SHORT EXERCISE: Take all the material and copy it exactly.

──────── LISTING

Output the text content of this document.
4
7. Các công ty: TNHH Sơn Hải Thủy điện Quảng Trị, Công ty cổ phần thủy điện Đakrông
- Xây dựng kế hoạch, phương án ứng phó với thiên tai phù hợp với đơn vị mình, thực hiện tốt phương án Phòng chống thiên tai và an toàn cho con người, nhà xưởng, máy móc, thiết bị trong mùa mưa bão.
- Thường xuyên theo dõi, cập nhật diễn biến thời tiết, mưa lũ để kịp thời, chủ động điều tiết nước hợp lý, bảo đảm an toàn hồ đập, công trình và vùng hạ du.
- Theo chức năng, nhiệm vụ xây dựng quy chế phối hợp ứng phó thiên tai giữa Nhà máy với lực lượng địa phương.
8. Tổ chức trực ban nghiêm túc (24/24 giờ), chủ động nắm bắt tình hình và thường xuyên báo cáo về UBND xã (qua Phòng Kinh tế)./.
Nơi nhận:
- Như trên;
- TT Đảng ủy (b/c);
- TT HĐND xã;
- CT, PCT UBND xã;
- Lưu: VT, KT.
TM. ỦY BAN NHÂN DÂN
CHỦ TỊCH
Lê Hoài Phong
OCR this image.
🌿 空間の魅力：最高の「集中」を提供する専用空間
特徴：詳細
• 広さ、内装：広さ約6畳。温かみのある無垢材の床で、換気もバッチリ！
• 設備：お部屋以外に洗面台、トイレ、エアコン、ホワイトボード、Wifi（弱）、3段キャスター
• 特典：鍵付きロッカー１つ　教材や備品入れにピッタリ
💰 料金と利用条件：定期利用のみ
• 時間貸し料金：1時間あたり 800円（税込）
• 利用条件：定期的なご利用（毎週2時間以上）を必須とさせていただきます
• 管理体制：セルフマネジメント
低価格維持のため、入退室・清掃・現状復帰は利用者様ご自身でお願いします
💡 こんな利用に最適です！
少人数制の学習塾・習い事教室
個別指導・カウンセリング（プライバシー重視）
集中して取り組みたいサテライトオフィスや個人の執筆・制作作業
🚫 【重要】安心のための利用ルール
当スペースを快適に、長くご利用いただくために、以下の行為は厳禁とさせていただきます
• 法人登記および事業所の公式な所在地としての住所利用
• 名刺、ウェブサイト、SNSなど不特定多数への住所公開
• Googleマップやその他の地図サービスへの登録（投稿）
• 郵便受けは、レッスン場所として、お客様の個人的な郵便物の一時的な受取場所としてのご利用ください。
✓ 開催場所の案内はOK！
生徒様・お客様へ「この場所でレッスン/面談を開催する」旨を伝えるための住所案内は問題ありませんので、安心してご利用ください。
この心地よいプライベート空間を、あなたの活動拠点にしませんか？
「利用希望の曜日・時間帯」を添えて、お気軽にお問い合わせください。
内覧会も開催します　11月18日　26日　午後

────────────────

FULL ANSWER:
Output the text content of this document.
4
7. Các công ty: TNHH Sơn Hải Thủy điện Quảng Trị, Công ty cổ phần thủy điện Đakrông
- Xây dựng kế hoạch, phương án ứng phó với thiên tai phù hợp với đơn vị mình, thực hiện tốt phương án Phòng chống thiên tai và an toàn cho con người, nhà xưởng, máy móc, thiết bị trong mùa mưa bão.
- Thường xuyên theo dõi, cập nhật diễn biến thời tiết, mưa lũ để kịp thời, chủ động điều tiết nước hợp lý, bảo đảm an toàn hồ đập, công trình và vùng hạ du.
- Theo chức năng, nhiệm vụ xây dựng quy chế phối hợp ứng phó thiên tai giữa Nhà máy với lực lượng địa phương.
8. Tổ chức trực ban nghiêm túc (24/24 giờ), chủ động nắm bắt tình hình và thường xuyên báo cáo về UBND xã (qua Phòng Kinh tế)./.
Nơi nhận:
- Như trên;
- TT Đảng ủy (b/c);
- TT HĐND xã;
- CT, PCT UBND xã;
- Lưu: VT, KT.
TM. ỦY BAN NHÂN DÂN
CHỦ TỊCH
Lê Hoài Phong
OCR this image.
🌿 空間の魅力：最高の「集中」を提供する専用空間
特徴：詳細
• 広さ、内装：広さ約6畳。温かみのある無垢材の床で、換気もバッチリ！
• 設備：お部屋以外に洗面台、トイレ、エアコン、ホワイトボード、Wifi（弱）、3段キャスター
• 特典：鍵付きロッカー１つ　教材や備品入れにピッタリ
💰 料金と利用条件：定期利用のみ
• 時間貸し料金：1時間あたり 800円（税込）
• 利用条件：定期的なご利用（毎週2時間以上）を必須とさせていただきます
• 管理体制：セルフマネジメント
低価格維持のため、入退室・清掃・現状復帰は利用者様ご自身でお願いします
💡 こんな利用に最適です！
少人数制の学習塾・習い事教室
個別指導・カウンセリング（プライバシー重視）
集中して取り組みたいサテライトオフィスや個人の執筆・制作作業
🚫 【重要】安心のための利用ルール
当スペースを快適に、長くご利用いただくために、以下の行為は厳禁とさせていただきます
• 法人登記および事業所の公式な所在地としての住所利用
• 名刺、ウェブサイト、SNSなど不特定多数への住所公開
• Googleマップやその他の地図サービスへの登録（投稿）
• 郵便受けは、レッスン場所として、お客様の個人的な郵便物の一時的な受取場所としてのご利用ください。
✓ 開催場所の案内はOK！
生徒様・お客様へ「この場所でレッスン/面談を開催する」旨を伝えるための住所案内は問題ありませんので、安心してご利用ください。
この心地よいプライベート空間を、あなたの活動拠点にしませんか？
「利用希望の曜日・時間帯」を添えて、お気軽にお問い合わせください。
内覧会も開催します　11月18日　26日　午後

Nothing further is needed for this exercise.